**Task requirements**
Type the records out again in full, exactly.

(Dataset listings of figures)
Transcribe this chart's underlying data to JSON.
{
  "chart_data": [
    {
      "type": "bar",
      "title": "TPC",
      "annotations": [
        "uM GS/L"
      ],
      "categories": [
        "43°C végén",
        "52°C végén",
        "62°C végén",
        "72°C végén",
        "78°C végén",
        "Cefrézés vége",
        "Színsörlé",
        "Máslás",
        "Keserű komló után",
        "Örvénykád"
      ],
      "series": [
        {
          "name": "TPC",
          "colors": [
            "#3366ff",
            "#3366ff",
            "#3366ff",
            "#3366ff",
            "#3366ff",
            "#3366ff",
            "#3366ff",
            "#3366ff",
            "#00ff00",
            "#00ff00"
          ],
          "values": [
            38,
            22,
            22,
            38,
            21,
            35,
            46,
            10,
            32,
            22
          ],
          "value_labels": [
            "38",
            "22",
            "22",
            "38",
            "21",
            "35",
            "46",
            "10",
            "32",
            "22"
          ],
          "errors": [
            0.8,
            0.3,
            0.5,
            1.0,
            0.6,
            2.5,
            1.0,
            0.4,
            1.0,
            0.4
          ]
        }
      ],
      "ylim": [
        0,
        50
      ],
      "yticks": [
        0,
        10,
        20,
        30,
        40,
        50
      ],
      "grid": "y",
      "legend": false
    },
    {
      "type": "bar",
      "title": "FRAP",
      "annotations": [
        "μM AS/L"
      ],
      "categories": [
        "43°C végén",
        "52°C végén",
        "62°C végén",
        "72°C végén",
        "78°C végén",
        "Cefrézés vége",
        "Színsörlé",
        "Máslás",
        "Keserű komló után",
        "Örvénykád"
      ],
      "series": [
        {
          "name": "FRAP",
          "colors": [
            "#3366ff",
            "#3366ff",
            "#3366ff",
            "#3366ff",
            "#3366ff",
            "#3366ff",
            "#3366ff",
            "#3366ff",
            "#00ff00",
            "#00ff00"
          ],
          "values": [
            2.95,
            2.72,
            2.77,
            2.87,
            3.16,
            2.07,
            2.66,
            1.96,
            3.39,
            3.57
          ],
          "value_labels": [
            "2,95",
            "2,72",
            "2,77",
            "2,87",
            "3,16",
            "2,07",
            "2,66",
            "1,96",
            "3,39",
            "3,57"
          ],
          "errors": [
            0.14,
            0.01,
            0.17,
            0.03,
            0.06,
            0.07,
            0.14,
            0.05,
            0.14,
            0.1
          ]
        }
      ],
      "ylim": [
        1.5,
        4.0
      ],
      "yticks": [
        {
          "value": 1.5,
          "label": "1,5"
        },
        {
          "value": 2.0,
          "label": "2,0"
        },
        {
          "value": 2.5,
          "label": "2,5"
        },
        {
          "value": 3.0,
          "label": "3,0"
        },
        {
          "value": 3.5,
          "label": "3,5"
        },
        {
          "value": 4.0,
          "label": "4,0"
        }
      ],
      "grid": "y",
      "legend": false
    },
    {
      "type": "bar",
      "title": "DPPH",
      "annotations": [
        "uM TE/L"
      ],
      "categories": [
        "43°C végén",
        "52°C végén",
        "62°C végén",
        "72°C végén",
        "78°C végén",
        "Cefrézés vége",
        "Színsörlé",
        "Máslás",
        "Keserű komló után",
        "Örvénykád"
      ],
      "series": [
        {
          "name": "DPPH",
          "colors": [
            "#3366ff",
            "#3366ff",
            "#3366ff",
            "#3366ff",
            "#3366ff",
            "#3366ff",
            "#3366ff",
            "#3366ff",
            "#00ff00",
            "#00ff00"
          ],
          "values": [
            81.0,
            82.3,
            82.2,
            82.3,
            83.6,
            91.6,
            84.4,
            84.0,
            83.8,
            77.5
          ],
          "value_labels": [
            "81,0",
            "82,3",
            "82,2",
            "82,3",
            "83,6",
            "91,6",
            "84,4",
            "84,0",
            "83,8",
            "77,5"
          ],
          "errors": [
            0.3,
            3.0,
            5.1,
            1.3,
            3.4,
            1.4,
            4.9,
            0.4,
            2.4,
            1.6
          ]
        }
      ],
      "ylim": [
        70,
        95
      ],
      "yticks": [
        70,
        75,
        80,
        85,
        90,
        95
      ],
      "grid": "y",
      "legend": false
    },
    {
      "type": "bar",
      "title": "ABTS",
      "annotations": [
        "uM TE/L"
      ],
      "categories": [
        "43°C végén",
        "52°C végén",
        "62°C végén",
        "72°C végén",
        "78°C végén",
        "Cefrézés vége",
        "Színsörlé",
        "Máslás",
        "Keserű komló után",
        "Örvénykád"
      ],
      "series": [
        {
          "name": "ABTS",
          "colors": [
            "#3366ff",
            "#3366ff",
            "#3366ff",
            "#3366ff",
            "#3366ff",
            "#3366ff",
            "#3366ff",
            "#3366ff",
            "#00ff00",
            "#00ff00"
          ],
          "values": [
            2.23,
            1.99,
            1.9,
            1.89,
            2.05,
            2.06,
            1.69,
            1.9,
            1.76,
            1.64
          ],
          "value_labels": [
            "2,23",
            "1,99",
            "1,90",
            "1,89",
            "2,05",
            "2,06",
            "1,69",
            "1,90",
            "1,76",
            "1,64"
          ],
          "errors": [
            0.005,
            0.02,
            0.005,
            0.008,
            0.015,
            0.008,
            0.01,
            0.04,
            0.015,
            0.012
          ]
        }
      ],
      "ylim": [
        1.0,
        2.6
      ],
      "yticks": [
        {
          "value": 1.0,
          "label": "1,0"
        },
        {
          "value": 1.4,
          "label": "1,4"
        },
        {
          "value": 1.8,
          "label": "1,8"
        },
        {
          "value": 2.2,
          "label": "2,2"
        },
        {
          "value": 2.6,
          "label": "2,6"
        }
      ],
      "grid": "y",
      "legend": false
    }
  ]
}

**Reply to the task**
Transcribe this chart's underlying data to JSON.
{
  "chart_data": [
    {
      "type": "bar",
      "title": "TPC",
      "annotations": [
        "uM GS/L"
      ],
      "categories": [
        "43°C végén",
        "52°C végén",
        "62°C végén",
        "72°C végén",
        "78°C végén",
        "Cefrézés vége",
        "Színsörlé",
        "Máslás",
        "Keserű komló után",
        "Örvénykád"
      ],
      "series": [
        {
          "name": "TPC",
          "colors": [
            "#3366ff",
            "#3366ff",
            "#3366ff",
            "#3366ff",
            "#3366ff",
            "#3366ff",
            "#3366ff",
            "#3366ff",
            "#00ff00",
            "#00ff00"
          ],
          "values": [
            38,
            22,
            22,
            38,
            21,
            35,
            46,
            10,
            32,
            22
          ],
          "value_labels": [
            "38",
            "22",
            "22",
            "38",
            "21",
            "35",
            "46",
            "10",
            "32",
            "22"
          ],
          "errors": [
            0.8,
            0.3,
            0.5,
            1.0,
            0.6,
            2.5,
            1.0,
            0.4,
            1.0,
            0.4
          ]
        }
      ],
      "ylim": [
        0,
        50
      ],
      "yticks": [
        0,
        10,
        20,
        30,
        40,
        50
      ],
      "grid": "y",
      "legend": false
    },
    {
      "type": "bar",
      "title": "FRAP",
      "annotations": [
        "μM AS/L"
      ],
      "categories": [
        "43°C végén",
        "52°C végén",
        "62°C végén",
        "72°C végén",
        "78°C végén",
        "Cefrézés vége",
        "Színsörlé",
        "Máslás",
        "Keserű komló után",
        "Örvénykád"
      ],
      "series": [
        {
          "name": "FRAP",
          "colors": [
            "#3366ff",
            "#3366ff",
            "#3366ff",
            "#3366ff",
            "#3366ff",
            "#3366ff",
            "#3366ff",
            "#3366ff",
            "#00ff00",
            "#00ff00"
          ],
          "values": [
            2.95,
            2.72,
            2.77,
            2.87,
            3.16,
            2.07,
            2.66,
            1.96,
            3.39,
            3.57
          ],
          "value_labels": [
            "2,95",
            "2,72",
            "2,77",
            "2,87",
            "3,16",
            "2,07",
            "2,66",
            "1,96",
            "3,39",
            "3,57"
          ],
          "errors": [
            0.14,
            0.01,
            0.17,
            0.03,
            0.06,
            0.07,
            0.14,
            0.05,
            0.14,
            0.1
          ]
        }
      ],
      "ylim": [
        1.5,
        4.0
      ],
      "yticks": [
        {
          "value": 1.5,
          "label": "1,5"
        },
        {
          "value": 2.0,
          "label": "2,0"
        },
        {
          "value": 2.5,
          "label": "2,5"
        },
        {
          "value": 3.0,
          "label": "3,0"
        },
        {
          "value": 3.5,
          "label": "3,5"
        },
        {
          "value": 4.0,
          "label": "4,0"
        }
      ],
      "grid": "y",
      "legend": false
    },
    {
      "type": "bar",
      "title": "DPPH",
      "annotations": [
        "uM TE/L"
      ],
      "categories": [
        "43°C végén",
        "52°C végén",
        "62°C végén",
        "72°C végén",
        "78°C végén",
        "Cefrézés vége",
        "Színsörlé",
        "Máslás",
        "Keserű komló után",
        "Örvénykád"
      ],
      "series": [
        {
          "name": "DPPH",
          "colors": [
            "#3366ff",
            "#3366ff",
            "#3366ff",
            "#3366ff",
            "#3366ff",
            "#3366ff",
            "#3366ff",
            "#3366ff",
            "#00ff00",
            "#00ff00"
          ],
          "values": [
            81.0,
            82.3,
            82.2,
            82.3,
            83.6,
            91.6,
            84.4,
            84.0,
            83.8,
            77.5
          ],
          "value_labels": [
            "81,0",
            "82,3",
            "82,2",
            "82,3",
            "83,6",
            "91,6",
            "84,4",
            "84,0",
            "83,8",
            "77,5"
          ],
          "errors": [
            0.3,
            3.0,
            5.1,
            1.3,
            3.4,
            1.4,
            4.9,
            0.4,
            2.4,
            1.6
          ]
        }
      ],
      "ylim": [
        70,
        95
      ],
      "yticks": [
        70,
        75,
        80,
        85,
        90,
        95
      ],
      "grid": "y",
      "legend": false
    },
    {
      "type": "bar",
      "title": "ABTS",
      "annotations": [
        "uM TE/L"
      ],
      "categories": [
        "43°C végén",
        "52°C végén",
        "62°C végén",
        "72°C végén",
        "78°C végén",
        "Cefrézés vége",
        "Színsörlé",
        "Máslás",
        "Keserű komló után",
        "Örvénykád"
      ],
      "series": [
        {
          "name": "ABTS",
          "colors": [
            "#3366ff",
            "#3366ff",
            "#3366ff",
            "#3366ff",
            "#3366ff",
            "#3366ff",
            "#3366ff",
            "#3366ff",
            "#00ff00",
            "#00ff00"
          ],
          "values": [
            2.23,
            1.99,
            1.9,
            1.89,
            2.05,
            2.06,
            1.69,
            1.9,
            1.76,
            1.64
          ],
          "value_labels": [
            "2,23",
            "1,99",
            "1,90",
            "1,89",
            "2,05",
            "2,06",
            "1,69",
            "1,90",
            "1,76",
            "1,64"
          ],
          "errors": [
            0.005,
            0.02,
            0.005,
            0.008,
            0.015,
            0.008,
            0.01,
            0.04,
            0.015,
            0.012
          ]
        }
      ],
      "ylim": [
        1.0,
        2.6
      ],
      "yticks": [
        {
          "value": 1.0,
          "label": "1,0"
        },
        {
          "value": 1.4,
          "label": "1,4"
        },
        {
          "value": 1.8,
          "label": "1,8"
        },
        {
          "value": 2.2,
          "label": "2,2"
        },
        {
          "value": 2.6,
          "label": "2,6"
        }
      ],
      "grid": "y",
      "legend": false
    }
  ]
}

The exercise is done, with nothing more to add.